►

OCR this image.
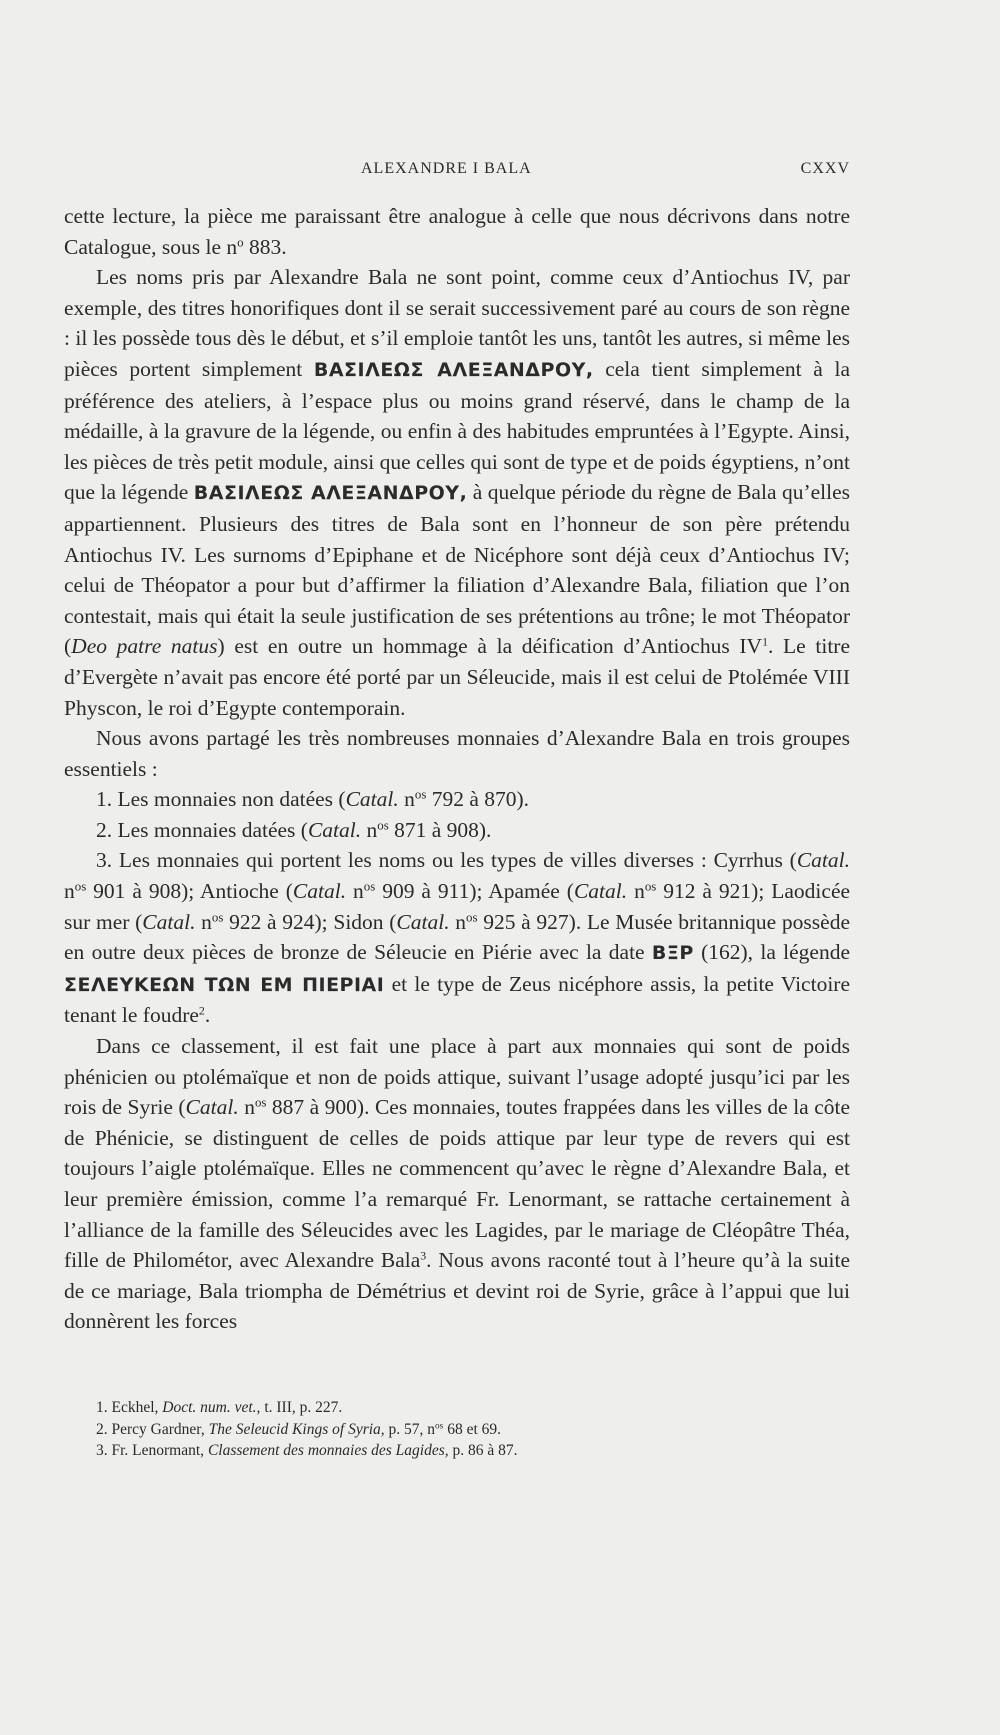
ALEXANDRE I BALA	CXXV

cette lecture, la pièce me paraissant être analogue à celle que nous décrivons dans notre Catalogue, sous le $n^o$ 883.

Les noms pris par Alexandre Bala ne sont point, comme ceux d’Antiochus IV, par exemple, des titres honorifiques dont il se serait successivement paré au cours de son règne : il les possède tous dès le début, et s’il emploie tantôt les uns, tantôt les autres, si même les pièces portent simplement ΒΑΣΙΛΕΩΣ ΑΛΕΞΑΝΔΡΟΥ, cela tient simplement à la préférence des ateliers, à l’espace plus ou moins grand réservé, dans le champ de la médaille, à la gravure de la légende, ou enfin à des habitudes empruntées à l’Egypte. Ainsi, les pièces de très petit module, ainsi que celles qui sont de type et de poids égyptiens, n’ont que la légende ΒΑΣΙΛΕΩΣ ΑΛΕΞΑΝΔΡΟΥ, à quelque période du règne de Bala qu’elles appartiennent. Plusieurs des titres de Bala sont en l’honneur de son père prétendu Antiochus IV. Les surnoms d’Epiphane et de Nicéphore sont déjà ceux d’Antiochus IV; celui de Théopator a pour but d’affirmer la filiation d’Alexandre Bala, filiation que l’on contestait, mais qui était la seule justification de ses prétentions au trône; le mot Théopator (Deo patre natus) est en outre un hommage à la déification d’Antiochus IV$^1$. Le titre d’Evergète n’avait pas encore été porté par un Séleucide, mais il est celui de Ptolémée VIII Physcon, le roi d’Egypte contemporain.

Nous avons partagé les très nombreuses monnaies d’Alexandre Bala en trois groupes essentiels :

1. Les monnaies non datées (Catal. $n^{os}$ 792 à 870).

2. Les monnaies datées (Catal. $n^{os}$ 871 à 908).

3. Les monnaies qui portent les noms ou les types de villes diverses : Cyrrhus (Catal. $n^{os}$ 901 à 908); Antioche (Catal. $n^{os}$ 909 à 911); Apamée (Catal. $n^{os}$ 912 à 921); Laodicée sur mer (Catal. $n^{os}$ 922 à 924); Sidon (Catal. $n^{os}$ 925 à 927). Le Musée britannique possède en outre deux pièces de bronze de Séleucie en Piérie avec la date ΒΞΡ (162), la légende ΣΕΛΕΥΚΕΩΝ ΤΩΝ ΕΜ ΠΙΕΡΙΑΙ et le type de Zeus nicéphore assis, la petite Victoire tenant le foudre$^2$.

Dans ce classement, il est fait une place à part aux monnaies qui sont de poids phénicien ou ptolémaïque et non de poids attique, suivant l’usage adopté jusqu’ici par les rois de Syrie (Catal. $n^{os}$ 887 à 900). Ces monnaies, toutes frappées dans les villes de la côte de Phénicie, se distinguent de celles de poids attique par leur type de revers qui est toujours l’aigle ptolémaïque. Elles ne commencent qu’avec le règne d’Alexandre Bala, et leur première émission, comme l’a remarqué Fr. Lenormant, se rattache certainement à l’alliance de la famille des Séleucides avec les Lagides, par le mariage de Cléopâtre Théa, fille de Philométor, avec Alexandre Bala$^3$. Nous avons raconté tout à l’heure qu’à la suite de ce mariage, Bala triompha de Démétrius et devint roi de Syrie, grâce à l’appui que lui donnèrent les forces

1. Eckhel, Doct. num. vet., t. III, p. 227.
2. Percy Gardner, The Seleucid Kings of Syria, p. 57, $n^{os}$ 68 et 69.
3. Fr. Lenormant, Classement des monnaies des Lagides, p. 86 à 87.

◄
►

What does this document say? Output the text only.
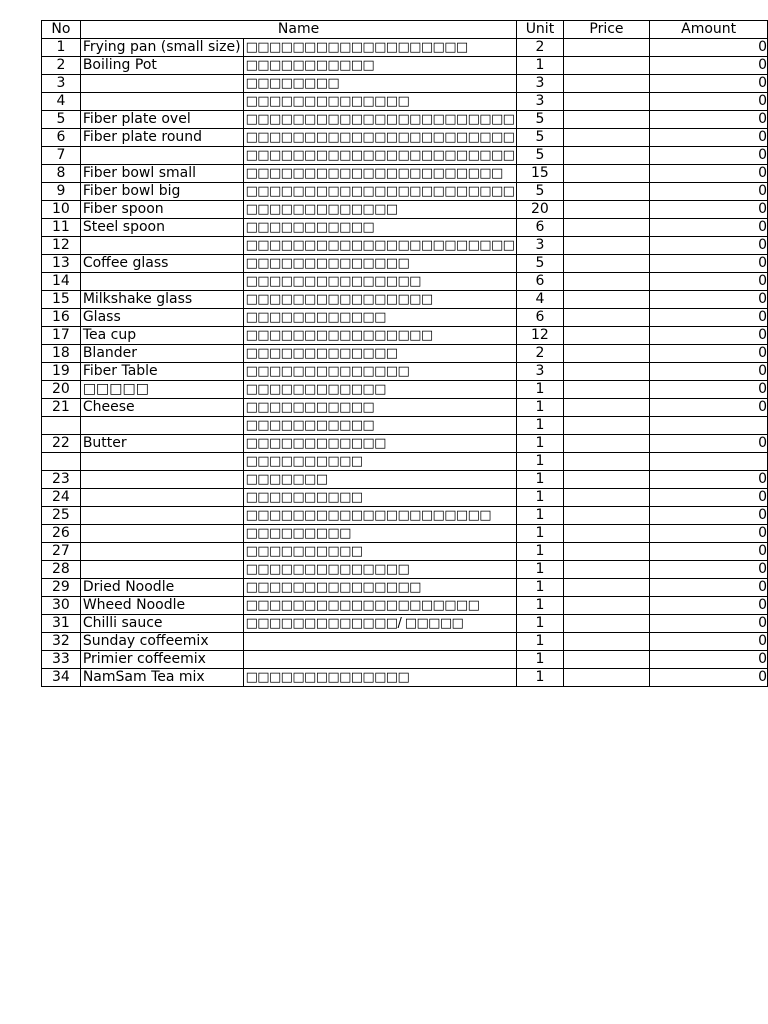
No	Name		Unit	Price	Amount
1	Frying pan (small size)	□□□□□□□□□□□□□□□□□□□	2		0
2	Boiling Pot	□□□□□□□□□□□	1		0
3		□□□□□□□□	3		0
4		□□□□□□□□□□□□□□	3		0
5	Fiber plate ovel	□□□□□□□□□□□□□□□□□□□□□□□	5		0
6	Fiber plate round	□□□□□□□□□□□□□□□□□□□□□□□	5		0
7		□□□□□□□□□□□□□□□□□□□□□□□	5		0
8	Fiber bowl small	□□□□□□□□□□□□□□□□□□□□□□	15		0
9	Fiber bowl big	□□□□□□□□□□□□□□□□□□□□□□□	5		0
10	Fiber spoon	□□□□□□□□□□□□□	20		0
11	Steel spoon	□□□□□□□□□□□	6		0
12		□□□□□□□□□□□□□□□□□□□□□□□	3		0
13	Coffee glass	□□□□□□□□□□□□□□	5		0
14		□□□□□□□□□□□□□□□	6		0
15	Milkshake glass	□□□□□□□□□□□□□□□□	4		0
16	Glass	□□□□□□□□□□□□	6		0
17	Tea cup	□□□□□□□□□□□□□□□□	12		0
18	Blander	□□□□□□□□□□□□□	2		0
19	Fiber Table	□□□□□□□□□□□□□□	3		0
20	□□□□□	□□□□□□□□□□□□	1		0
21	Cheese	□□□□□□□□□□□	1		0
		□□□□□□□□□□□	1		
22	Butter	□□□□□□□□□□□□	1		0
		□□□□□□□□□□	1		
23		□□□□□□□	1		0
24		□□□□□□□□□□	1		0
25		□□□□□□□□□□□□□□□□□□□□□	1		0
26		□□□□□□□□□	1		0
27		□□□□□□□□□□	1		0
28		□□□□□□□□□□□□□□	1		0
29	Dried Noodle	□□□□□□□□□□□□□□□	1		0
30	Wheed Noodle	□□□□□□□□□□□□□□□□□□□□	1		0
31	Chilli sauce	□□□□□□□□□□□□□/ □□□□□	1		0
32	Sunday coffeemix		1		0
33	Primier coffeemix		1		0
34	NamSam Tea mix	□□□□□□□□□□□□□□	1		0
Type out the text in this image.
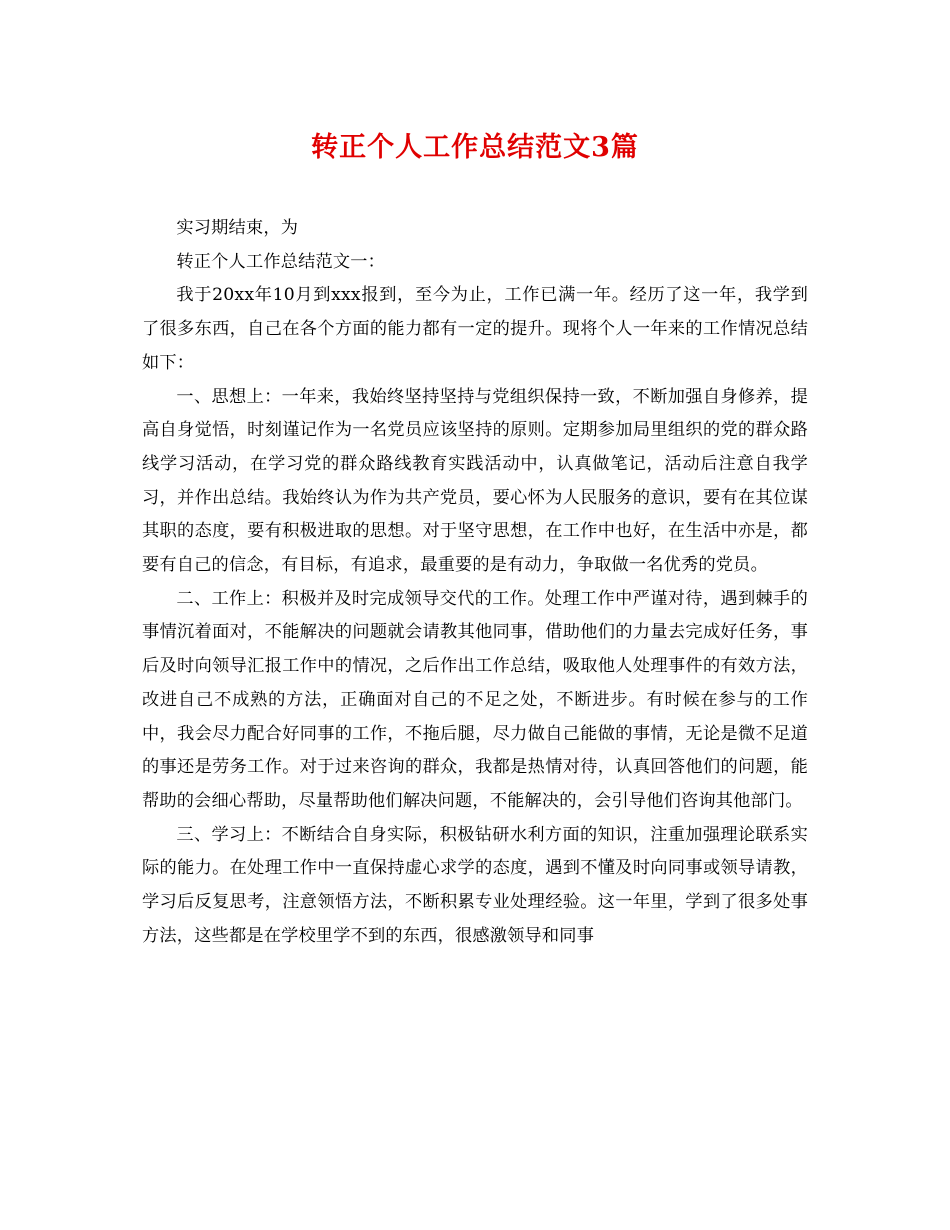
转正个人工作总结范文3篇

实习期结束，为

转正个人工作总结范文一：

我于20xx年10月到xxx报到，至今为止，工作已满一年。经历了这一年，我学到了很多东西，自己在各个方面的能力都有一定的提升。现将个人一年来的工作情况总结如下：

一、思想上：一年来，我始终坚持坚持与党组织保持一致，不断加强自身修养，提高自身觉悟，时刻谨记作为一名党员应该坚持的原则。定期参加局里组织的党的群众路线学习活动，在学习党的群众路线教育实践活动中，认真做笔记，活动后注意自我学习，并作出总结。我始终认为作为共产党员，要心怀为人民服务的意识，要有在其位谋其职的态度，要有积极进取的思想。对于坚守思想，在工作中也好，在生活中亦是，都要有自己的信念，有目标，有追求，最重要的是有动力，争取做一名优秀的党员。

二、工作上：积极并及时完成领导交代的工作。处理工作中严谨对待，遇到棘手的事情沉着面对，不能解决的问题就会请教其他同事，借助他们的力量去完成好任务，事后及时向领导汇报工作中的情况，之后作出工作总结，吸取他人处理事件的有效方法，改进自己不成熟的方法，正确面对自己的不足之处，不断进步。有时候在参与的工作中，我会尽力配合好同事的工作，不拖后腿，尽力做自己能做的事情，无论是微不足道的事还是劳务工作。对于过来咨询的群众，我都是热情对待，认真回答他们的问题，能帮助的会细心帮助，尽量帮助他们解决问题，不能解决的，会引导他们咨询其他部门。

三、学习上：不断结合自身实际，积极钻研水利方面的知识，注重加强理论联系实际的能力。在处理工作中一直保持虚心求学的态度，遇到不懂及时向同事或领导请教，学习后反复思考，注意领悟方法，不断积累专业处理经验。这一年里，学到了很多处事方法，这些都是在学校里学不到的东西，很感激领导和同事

◄

§ **WRITTEN INSTRUCTION**
Track down the lines that include the word "Fiber" and copy them.

§ **TASK OUTPUT**
5	Fiber plate ovel	□□□□□□□□□□□□□□□□□□□□□□□	5		0
6	Fiber plate round	□□□□□□□□□□□□□□□□□□□□□□□	5		0
8	Fiber bowl small	□□□□□□□□□□□□□□□□□□□□□□	15		0
9	Fiber bowl big	□□□□□□□□□□□□□□□□□□□□□□□	5		0
10	Fiber spoon	□□□□□□□□□□□□□	20		0
19	Fiber Table	□□□□□□□□□□□□□□	3		0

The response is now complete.